AVAILABLE RECORDS:
--- start ---

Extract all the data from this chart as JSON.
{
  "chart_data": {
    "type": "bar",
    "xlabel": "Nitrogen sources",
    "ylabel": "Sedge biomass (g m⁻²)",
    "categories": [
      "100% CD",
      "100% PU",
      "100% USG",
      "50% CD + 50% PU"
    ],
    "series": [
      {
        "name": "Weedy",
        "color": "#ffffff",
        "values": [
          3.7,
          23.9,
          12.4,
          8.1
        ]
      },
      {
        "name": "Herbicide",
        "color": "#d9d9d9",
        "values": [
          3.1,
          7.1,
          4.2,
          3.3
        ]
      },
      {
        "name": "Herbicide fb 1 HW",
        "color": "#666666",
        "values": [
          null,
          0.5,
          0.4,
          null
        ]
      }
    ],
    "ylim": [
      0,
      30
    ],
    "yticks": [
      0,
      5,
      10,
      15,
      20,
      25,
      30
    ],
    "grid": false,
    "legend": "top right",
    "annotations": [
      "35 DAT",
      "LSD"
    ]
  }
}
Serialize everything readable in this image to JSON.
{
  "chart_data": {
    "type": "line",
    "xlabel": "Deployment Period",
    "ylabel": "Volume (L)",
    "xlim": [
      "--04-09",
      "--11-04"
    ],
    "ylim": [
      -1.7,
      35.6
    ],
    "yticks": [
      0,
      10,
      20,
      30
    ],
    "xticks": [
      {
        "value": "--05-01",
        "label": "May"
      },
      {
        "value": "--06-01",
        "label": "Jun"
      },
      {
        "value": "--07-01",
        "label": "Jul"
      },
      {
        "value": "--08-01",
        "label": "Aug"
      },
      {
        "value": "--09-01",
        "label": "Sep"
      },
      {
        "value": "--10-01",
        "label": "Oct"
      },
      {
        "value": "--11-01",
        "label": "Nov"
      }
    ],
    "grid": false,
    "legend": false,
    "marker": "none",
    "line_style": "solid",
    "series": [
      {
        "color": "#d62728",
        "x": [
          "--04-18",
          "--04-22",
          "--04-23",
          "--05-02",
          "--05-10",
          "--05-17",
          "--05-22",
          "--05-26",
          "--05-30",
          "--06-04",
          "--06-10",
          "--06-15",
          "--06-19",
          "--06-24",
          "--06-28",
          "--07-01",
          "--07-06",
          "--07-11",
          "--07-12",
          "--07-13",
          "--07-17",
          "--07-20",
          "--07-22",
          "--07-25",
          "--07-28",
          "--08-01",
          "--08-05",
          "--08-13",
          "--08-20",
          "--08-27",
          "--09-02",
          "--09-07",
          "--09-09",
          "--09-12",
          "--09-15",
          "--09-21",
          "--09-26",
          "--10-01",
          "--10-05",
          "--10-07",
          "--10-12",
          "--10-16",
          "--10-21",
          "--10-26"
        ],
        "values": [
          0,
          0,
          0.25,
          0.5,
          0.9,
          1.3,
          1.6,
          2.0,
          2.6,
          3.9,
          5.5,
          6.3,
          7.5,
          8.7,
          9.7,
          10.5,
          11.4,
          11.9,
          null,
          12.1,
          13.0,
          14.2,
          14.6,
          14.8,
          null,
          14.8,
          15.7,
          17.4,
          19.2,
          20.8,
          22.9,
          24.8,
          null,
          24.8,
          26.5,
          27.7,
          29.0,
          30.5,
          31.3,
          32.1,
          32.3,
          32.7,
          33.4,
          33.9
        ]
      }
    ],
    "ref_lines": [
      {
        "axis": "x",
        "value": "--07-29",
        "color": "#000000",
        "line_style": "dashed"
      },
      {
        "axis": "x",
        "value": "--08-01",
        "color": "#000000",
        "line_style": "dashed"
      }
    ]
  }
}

--- end ---

AIM: Retype the material above, line by line, exactly.

SOLUTION:
Extract all the data from this chart as JSON.
{
  "chart_data": {
    "type": "bar",
    "xlabel": "Nitrogen sources",
    "ylabel": "Sedge biomass (g m⁻²)",
    "categories": [
      "100% CD",
      "100% PU",
      "100% USG",
      "50% CD + 50% PU"
    ],
    "series": [
      {
        "name": "Weedy",
        "color": "#ffffff",
        "values": [
          3.7,
          23.9,
          12.4,
          8.1
        ]
      },
      {
        "name": "Herbicide",
        "color": "#d9d9d9",
        "values": [
          3.1,
          7.1,
          4.2,
          3.3
        ]
      },
      {
        "name": "Herbicide fb 1 HW",
        "color": "#666666",
        "values": [
          null,
          0.5,
          0.4,
          null
        ]
      }
    ],
    "ylim": [
      0,
      30
    ],
    "yticks": [
      0,
      5,
      10,
      15,
      20,
      25,
      30
    ],
    "grid": false,
    "legend": "top right",
    "annotations": [
      "35 DAT",
      "LSD"
    ]
  }
}
Serialize everything readable in this image to JSON.
{
  "chart_data": {
    "type": "line",
    "xlabel": "Deployment Period",
    "ylabel": "Volume (L)",
    "xlim": [
      "--04-09",
      "--11-04"
    ],
    "ylim": [
      -1.7,
      35.6
    ],
    "yticks": [
      0,
      10,
      20,
      30
    ],
    "xticks": [
      {
        "value": "--05-01",
        "label": "May"
      },
      {
        "value": "--06-01",
        "label": "Jun"
      },
      {
        "value": "--07-01",
        "label": "Jul"
      },
      {
        "value": "--08-01",
        "label": "Aug"
      },
      {
        "value": "--09-01",
        "label": "Sep"
      },
      {
        "value": "--10-01",
        "label": "Oct"
      },
      {
        "value": "--11-01",
        "label": "Nov"
      }
    ],
    "grid": false,
    "legend": false,
    "marker": "none",
    "line_style": "solid",
    "series": [
      {
        "color": "#d62728",
        "x": [
          "--04-18",
          "--04-22",
          "--04-23",
          "--05-02",
          "--05-10",
          "--05-17",
          "--05-22",
          "--05-26",
          "--05-30",
          "--06-04",
          "--06-10",
          "--06-15",
          "--06-19",
          "--06-24",
          "--06-28",
          "--07-01",
          "--07-06",
          "--07-11",
          "--07-12",
          "--07-13",
          "--07-17",
          "--07-20",
          "--07-22",
          "--07-25",
          "--07-28",
          "--08-01",
          "--08-05",
          "--08-13",
          "--08-20",
          "--08-27",
          "--09-02",
          "--09-07",
          "--09-09",
          "--09-12",
          "--09-15",
          "--09-21",
          "--09-26",
          "--10-01",
          "--10-05",
          "--10-07",
          "--10-12",
          "--10-16",
          "--10-21",
          "--10-26"
        ],
        "values": [
          0,
          0,
          0.25,
          0.5,
          0.9,
          1.3,
          1.6,
          2.0,
          2.6,
          3.9,
          5.5,
          6.3,
          7.5,
          8.7,
          9.7,
          10.5,
          11.4,
          11.9,
          null,
          12.1,
          13.0,
          14.2,
          14.6,
          14.8,
          null,
          14.8,
          15.7,
          17.4,
          19.2,
          20.8,
          22.9,
          24.8,
          null,
          24.8,
          26.5,
          27.7,
          29.0,
          30.5,
          31.3,
          32.1,
          32.3,
          32.7,
          33.4,
          33.9
        ]
      }
    ],
    "ref_lines": [
      {
        "axis": "x",
        "value": "--07-29",
        "color": "#000000",
        "line_style": "dashed"
      },
      {
        "axis": "x",
        "value": "--08-01",
        "color": "#000000",
        "line_style": "dashed"
      }
    ]
  }
}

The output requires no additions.